* _Extract_:
** Begin **

I'll dumb down what I'm trying to do a little bit because I've figured most of it out, but this one teeny weeny bit of it just isn't working the way I want it to, or at all actually, and the whole mess is complicated and hard to explain, but in the end, I have a whole bunch of strings I want to run a regex on.

So, in side a repeating loop, I pass a string which contains a variable name. Now, I'm having a hard time explaining what the variables may look like, so I am just going to list of examples, followed by a pipe, followed that what I want to extract.

Variable | (Variable)
Variable.list[3]name | (Variable.list[3]name)
Var.list[5] | (Var.list , 5)
Var.list_name[3]thing_words[4][3][2] | (Var.list_name[3]thing_words , 4 , 3 , 2)
Var[3] | (Var , 3)
Var.word | (Var.word)

And so on. I think that makes it clear, right? I want the variable name, which may or may not contain brackets, and if there are any trailing brackets, I want to exclude them from the name and capture them so I can access them from match.groups(). I don't think there are any variable with a name that ends with ...[] without a number inside, but there may be, and if there are, I want to ignore those too.

Right now I am trying to do something like:

for line in list:
regex = re.compile("^[-\w\[\]\.]+(\[(0-9)*]\])*$")
match = regex.match(line)

** End **

* _Problems_:
(A) In the regex post above, which method does the writer want to use to access the captured trailing bracket numbers?
(B) Quote the regex post above from "So, in side" to "Variable.list[3]name | (Variable.list[3]name)", inclusive.
(C) Continue the regex post above from where it stops.

* _Dataset_:
** Begin **

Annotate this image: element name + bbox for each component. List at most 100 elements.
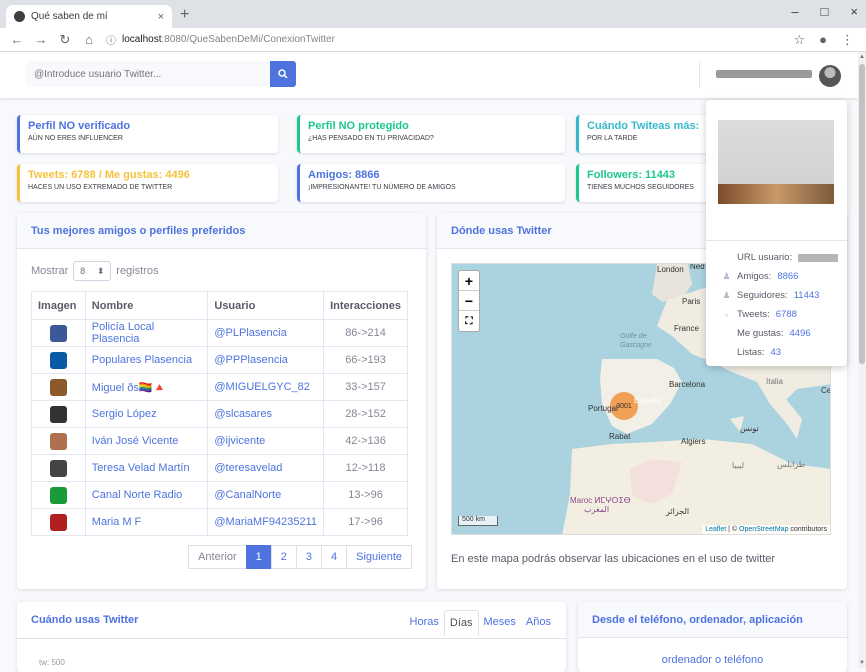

** End **
** Begin **

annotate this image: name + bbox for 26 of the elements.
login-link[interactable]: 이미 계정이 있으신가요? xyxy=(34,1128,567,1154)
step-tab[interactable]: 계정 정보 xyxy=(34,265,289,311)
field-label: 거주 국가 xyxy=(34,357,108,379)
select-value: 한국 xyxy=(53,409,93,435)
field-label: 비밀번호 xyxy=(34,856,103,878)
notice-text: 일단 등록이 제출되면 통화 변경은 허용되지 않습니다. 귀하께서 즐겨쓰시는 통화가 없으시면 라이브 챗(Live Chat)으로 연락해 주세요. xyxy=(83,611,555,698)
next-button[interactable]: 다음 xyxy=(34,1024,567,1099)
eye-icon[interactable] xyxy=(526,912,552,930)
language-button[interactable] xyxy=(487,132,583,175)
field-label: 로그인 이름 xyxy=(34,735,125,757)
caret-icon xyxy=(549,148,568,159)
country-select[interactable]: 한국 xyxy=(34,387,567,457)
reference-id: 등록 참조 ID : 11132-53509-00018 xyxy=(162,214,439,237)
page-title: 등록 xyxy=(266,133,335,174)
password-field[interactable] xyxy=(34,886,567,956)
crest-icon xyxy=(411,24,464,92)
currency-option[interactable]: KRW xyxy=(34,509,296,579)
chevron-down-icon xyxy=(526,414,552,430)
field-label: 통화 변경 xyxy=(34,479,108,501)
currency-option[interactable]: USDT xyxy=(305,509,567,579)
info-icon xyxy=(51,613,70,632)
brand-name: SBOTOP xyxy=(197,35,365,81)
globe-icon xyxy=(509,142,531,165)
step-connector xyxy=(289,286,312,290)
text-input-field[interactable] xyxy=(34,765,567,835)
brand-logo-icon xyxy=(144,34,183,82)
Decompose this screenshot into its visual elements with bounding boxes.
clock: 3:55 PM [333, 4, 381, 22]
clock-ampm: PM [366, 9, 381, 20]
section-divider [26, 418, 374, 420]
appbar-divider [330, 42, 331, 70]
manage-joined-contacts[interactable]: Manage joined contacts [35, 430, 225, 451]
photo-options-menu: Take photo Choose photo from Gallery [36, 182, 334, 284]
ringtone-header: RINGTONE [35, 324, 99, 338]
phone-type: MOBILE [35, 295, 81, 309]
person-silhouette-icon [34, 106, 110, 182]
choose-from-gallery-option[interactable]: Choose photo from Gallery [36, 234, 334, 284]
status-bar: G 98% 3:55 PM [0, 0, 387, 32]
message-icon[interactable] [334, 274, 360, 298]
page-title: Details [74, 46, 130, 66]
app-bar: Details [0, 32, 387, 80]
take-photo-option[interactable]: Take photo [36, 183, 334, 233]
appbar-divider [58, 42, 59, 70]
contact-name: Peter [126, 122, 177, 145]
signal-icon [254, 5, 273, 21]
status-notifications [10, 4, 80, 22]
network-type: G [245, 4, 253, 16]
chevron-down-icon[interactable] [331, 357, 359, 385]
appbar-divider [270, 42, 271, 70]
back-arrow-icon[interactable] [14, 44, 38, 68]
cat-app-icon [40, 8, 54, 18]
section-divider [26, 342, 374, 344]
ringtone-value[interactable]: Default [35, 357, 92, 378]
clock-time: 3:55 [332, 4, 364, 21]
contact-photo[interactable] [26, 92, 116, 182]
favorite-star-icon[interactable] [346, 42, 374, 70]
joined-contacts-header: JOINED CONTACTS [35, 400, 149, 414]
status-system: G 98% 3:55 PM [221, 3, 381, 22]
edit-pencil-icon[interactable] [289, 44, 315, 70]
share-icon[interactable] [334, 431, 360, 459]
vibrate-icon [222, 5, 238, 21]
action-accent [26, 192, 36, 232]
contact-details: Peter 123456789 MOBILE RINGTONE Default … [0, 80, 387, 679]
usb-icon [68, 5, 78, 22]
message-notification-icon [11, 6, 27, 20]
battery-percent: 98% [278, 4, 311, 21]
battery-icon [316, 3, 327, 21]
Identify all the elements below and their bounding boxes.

** End **

* _Answer set_:
(A) match.groups()

(B)
So, in side a repeating loop, I pass a string which contains a variable name. Now, I'm having a hard time explaining what the variables may look like, so I am just going to list of examples, followed by a pipe, followed that what I want to extract.

Variable | (Variable)
Variable.list[3]name | (Variable.list[3]name)

(C)
if match:
do something that depends on len( match.groups() )

But... it's not working. The regex never matches, even when I think it should.

In my mind, I am being very clear! I want it to start with a bunch of stuff and potentially end with a bunch of bracketted numbers, and if it ends with bracketed numbers, to catch them and store them, but ignore any bracketted numbers that are NOT at the end of the string.

So... now that I have thoroughly over explained myself to the point of being a little redundant... what do I do to make it work as I want? Can it even be done the way I am trying to do it? Should I instead do something more like:

while (match.endswith("]")
match.strip("]")
func()
match.strip("[")

where the func() does a regex to strip the number off the end? That seems overly complicated, and very messy. My gut tells me regex can handle it, and that my novice eyes just can't see how.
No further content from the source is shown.